Texto do exercício -
A maioria dos municípios agricultores do Brasil tem a mesma história: planta, colhe, vende o grão bruto e espera pelo próximo ciclo. Campo Verde escolheu um caminho diferente. Quando o algodão se tornou viável no cerrado mato-grossense, os produtores não se contentaram com a pluma. Instalaram algodoeiras. Depois fiações. Depois tecelagens. Cada etapa que poderia ter sido feita em São Paulo ou no Nordeste foi trazida para dentro do município. Hoje, a fibra que sai de Campo Verde já é fio — e o valor que ficou, ficou aqui.
Isso explica o número que mais impressiona em Campo Verde: o PIB per capita de R$ 113 mil por ano. Não é só o volume da produção — é o quanto dessa produção se transforma dentro do próprio município antes de sair. É a diferença entre vender terra e vender inteligência aplicada à terra.

Tarefas do exercício -
A) Imprima o trecho do texto sobre Campo Verde que vai de "A maioria dos" até "ficou, ficou aqui.", inclusive.
B) Prossiga com o texto sobre Campo Verde a partir do ponto em que ele termina.

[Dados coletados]
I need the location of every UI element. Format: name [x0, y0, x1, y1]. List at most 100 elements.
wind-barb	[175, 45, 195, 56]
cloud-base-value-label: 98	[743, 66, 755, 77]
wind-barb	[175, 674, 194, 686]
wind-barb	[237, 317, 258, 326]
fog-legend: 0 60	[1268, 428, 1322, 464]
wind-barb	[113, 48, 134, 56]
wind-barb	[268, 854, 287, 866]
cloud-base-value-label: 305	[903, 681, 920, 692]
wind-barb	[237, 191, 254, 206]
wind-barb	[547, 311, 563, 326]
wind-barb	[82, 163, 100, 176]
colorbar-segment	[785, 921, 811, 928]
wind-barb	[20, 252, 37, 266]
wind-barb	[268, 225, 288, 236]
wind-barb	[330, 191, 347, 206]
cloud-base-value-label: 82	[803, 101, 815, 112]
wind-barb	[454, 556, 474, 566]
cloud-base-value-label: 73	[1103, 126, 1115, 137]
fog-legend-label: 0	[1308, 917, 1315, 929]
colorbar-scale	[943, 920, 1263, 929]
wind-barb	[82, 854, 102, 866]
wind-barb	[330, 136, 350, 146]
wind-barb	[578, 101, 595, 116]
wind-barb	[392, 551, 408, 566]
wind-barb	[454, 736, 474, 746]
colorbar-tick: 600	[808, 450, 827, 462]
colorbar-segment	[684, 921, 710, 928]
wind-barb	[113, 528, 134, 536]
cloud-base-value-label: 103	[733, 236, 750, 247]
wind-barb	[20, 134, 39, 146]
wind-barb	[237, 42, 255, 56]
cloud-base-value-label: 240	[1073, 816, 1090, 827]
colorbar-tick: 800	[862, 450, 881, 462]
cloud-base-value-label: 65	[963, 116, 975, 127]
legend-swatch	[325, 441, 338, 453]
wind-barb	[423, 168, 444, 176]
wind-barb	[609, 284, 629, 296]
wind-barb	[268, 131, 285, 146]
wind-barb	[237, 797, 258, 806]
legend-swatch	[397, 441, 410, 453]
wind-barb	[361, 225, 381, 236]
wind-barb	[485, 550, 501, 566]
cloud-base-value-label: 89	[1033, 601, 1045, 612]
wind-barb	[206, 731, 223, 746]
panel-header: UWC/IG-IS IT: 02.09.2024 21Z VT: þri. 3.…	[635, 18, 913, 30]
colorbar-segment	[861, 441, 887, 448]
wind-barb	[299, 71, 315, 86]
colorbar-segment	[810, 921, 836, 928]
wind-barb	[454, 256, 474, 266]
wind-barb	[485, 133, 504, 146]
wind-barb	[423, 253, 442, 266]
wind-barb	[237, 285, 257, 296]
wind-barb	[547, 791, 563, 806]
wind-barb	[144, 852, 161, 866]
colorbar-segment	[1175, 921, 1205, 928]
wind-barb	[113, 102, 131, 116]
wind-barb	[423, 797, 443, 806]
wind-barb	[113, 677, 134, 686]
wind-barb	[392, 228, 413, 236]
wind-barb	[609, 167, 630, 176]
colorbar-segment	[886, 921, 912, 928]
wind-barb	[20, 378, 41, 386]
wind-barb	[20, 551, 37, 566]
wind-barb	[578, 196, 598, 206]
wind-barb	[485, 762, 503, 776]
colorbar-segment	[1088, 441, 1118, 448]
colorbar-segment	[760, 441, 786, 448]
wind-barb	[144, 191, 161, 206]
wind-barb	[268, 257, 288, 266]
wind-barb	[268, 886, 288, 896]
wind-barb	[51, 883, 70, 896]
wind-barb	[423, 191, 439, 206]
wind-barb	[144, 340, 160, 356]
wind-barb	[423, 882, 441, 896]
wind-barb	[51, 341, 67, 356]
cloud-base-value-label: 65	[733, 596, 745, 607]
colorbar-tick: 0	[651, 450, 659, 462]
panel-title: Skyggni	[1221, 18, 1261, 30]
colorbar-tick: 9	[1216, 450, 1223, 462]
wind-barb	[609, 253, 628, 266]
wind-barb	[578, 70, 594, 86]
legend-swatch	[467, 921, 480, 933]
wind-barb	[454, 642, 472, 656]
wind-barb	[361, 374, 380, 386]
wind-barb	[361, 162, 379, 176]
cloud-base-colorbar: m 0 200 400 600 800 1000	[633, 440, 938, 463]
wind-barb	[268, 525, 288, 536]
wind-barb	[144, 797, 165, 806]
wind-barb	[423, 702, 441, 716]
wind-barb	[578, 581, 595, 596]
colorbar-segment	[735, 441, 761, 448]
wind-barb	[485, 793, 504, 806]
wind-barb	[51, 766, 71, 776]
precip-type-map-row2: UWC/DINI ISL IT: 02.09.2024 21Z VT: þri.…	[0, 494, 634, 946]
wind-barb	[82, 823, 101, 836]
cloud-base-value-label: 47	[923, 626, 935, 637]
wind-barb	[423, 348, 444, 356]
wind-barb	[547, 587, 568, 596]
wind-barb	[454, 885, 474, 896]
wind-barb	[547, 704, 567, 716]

Tarefas resolvidas -
A)
A maioria dos municípios agricultores do Brasil tem a mesma história: planta, colhe, vende o grão bruto e espera pelo próximo ciclo. Campo Verde escolheu um caminho diferente. Quando o algodão se tornou viável no cerrado mato-grossense, os produtores não se contentaram com a pluma. Instalaram algodoeiras. Depois fiações. Depois tecelagens. Cada etapa que poderia ter sido feita em São Paulo ou no Nordeste foi trazida para dentro do município. Hoje, a fibra que sai de Campo Verde já é fio — e o valor que ficou, ficou aqui.

B)
Em trinta anos, uma cidade que tinha menos de seis mil habitantes se tornou a 13ª maior economia de Mato Grosso e o 8º maior PIB agropecuário do Brasil. Cresceu 646%. Em décadas, não séculos. Com gaúchos, paranaenses, nordestinos e centro-oestenses que chegaram com trator e ficaram com fábrica.
Campo Verde ainda tem muito para crescer — para cima e para frente. A fiação mais moderna da América Latina está aqui. O próximo passo é fazer o Brasil inteiro saber disso.